Aim => Copy every record word for word.

Dataset entries on figures:
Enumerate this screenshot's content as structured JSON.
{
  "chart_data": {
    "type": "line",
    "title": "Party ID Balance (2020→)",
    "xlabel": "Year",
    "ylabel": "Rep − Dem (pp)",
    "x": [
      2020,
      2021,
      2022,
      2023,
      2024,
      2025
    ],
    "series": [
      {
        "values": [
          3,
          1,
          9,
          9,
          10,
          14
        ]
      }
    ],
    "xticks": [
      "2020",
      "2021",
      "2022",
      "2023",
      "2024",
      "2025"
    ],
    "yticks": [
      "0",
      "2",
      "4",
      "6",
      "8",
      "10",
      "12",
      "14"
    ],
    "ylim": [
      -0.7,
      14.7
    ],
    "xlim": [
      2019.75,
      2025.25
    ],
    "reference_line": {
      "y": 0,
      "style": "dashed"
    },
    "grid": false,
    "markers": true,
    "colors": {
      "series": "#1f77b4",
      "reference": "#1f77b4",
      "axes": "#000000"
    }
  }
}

Problem solution =>
Enumerate this screenshot's content as structured JSON.
{
  "chart_data": {
    "type": "line",
    "title": "Party ID Balance (2020→)",
    "xlabel": "Year",
    "ylabel": "Rep − Dem (pp)",
    "x": [
      2020,
      2021,
      2022,
      2023,
      2024,
      2025
    ],
    "series": [
      {
        "values": [
          3,
          1,
          9,
          9,
          10,
          14
        ]
      }
    ],
    "xticks": [
      "2020",
      "2021",
      "2022",
      "2023",
      "2024",
      "2025"
    ],
    "yticks": [
      "0",
      "2",
      "4",
      "6",
      "8",
      "10",
      "12",
      "14"
    ],
    "ylim": [
      -0.7,
      14.7
    ],
    "xlim": [
      2019.75,
      2025.25
    ],
    "reference_line": {
      "y": 0,
      "style": "dashed"
    },
    "grid": false,
    "markers": true,
    "colors": {
      "series": "#1f77b4",
      "reference": "#1f77b4",
      "axes": "#000000"
    }
  }
}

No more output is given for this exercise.